> WHAT YOU HAVE TO DO
Tally the lines that hold the word "Euribor" and reply with that figure only.

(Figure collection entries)

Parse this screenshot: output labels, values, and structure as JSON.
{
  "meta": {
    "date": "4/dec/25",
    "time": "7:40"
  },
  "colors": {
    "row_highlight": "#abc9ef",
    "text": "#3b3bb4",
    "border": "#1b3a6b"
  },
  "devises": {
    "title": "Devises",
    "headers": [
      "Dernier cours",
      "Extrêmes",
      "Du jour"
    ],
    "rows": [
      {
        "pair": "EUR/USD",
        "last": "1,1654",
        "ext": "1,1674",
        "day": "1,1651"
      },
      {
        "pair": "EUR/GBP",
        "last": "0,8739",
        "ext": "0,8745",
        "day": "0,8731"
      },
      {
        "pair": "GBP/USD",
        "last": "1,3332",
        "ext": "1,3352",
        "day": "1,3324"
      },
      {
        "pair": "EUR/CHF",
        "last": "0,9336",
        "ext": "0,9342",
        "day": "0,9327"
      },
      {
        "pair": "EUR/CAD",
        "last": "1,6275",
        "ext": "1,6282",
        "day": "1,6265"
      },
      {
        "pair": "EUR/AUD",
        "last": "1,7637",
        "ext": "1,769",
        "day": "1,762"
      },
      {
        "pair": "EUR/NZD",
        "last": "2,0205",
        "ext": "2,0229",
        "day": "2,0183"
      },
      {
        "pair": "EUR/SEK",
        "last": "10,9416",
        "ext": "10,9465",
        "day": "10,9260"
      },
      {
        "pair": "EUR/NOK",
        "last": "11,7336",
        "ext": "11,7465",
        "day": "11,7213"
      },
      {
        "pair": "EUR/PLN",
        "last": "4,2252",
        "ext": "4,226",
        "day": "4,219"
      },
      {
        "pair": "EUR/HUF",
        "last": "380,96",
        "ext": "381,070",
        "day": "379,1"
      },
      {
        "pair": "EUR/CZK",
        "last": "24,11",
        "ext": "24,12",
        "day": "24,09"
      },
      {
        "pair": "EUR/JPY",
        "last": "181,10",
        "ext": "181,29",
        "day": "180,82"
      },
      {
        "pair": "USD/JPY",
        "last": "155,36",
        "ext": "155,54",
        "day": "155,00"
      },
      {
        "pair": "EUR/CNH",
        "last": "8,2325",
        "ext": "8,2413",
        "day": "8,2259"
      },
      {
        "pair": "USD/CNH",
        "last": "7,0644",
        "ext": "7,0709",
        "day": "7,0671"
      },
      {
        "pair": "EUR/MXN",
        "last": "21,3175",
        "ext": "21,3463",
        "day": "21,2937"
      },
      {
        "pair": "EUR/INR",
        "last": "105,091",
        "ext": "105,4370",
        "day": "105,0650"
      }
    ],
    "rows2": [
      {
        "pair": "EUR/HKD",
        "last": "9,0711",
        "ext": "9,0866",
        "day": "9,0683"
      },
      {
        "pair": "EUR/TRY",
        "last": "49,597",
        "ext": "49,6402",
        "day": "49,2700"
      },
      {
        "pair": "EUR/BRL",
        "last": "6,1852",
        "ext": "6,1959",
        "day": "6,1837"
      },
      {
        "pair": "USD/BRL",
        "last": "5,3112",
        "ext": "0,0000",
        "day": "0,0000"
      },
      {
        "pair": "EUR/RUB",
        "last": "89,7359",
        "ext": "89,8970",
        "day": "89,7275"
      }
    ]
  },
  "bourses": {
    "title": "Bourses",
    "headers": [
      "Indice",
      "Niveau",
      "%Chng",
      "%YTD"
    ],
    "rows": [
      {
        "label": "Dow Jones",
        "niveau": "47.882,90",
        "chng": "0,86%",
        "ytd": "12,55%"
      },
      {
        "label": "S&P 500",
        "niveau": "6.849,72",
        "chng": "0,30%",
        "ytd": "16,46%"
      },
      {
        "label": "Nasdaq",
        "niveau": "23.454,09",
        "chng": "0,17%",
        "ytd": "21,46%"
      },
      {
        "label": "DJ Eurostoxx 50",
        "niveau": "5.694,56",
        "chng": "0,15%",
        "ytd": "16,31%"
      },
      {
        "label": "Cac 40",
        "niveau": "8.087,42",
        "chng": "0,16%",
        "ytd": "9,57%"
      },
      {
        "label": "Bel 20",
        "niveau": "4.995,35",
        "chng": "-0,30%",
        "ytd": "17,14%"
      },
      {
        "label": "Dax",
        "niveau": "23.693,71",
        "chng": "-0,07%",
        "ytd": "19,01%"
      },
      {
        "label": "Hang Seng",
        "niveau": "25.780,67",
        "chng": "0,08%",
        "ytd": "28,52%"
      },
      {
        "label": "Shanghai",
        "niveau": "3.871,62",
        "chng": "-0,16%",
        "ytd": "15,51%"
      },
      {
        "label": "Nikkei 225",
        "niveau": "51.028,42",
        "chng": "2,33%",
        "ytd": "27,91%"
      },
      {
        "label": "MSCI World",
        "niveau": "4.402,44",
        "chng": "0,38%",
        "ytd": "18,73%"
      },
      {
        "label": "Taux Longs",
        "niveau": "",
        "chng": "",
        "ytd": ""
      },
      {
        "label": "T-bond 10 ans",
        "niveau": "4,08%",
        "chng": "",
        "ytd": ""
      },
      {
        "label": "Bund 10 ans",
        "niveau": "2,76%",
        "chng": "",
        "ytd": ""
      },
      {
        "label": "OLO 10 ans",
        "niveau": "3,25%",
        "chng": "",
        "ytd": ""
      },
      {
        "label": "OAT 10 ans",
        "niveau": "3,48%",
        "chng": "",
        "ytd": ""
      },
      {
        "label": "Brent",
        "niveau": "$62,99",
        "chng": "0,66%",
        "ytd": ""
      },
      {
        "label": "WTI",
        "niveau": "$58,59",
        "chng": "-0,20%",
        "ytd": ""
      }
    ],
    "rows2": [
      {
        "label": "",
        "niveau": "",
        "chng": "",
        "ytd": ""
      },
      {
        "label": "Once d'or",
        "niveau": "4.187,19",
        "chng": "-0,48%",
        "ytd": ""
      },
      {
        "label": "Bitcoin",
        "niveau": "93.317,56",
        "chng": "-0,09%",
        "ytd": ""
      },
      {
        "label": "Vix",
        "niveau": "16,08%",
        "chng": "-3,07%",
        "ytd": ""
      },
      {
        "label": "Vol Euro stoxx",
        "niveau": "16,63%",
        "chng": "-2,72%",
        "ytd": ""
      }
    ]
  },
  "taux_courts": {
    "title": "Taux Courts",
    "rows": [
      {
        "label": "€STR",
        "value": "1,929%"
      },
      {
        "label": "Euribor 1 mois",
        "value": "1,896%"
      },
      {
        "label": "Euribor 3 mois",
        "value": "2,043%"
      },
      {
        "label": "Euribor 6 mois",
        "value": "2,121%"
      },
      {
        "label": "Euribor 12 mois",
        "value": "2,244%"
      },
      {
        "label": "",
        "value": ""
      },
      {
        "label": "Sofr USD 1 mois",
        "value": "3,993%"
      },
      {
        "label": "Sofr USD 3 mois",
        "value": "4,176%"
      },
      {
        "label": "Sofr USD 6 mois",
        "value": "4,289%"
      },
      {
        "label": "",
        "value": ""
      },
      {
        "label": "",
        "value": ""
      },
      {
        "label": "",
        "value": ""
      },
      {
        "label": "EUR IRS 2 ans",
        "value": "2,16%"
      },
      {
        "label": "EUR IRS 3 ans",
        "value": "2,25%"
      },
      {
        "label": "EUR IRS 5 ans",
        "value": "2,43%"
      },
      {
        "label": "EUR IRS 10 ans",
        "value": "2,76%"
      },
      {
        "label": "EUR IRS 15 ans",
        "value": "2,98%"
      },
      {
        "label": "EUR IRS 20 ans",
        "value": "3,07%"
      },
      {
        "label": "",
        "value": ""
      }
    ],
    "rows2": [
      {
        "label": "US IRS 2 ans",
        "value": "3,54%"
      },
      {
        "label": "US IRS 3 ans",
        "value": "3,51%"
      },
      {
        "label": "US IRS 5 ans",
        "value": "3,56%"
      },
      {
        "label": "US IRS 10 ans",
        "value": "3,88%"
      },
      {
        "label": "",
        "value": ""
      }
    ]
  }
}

---

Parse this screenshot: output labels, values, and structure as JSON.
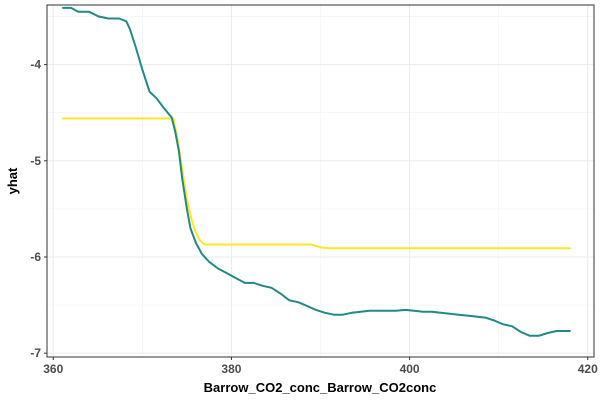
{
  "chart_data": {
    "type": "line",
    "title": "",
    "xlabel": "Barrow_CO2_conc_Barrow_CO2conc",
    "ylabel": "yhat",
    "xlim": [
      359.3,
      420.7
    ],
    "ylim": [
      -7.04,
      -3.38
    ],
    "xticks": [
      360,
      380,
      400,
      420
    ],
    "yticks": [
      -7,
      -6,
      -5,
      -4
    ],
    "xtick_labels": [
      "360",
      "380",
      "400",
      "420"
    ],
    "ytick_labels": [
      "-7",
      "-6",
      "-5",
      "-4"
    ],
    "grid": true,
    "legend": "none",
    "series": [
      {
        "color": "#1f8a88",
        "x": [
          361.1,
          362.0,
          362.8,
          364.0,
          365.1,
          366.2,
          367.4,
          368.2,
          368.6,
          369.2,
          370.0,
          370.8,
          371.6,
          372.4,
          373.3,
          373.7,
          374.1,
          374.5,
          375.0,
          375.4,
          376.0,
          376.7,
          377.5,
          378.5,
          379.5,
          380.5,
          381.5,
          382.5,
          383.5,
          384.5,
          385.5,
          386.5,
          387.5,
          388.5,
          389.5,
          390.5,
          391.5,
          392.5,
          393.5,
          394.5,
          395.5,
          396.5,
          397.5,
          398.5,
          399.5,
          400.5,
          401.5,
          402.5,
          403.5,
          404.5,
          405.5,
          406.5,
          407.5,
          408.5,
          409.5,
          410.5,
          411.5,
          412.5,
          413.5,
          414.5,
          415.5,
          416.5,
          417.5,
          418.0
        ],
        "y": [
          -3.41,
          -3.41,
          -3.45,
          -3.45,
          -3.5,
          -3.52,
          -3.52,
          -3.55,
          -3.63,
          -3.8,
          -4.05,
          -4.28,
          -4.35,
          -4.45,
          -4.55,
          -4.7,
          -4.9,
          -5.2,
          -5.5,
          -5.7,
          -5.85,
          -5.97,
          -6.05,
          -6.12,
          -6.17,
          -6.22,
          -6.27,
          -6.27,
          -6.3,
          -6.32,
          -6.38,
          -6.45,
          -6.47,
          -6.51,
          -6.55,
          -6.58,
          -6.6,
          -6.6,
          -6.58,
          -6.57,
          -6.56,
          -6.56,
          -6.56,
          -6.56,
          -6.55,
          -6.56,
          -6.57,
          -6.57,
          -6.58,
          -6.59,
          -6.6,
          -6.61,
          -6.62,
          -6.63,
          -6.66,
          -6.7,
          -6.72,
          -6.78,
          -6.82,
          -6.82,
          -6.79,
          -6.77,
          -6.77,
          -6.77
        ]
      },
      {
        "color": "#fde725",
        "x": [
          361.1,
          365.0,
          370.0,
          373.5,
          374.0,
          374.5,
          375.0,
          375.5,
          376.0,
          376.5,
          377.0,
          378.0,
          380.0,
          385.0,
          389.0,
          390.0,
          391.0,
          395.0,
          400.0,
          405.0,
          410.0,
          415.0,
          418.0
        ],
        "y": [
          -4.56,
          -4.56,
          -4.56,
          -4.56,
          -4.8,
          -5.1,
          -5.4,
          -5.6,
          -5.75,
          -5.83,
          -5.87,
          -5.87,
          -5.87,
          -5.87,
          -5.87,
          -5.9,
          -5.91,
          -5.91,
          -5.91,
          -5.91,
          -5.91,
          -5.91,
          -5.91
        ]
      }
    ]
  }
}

> THE RESPONSE
4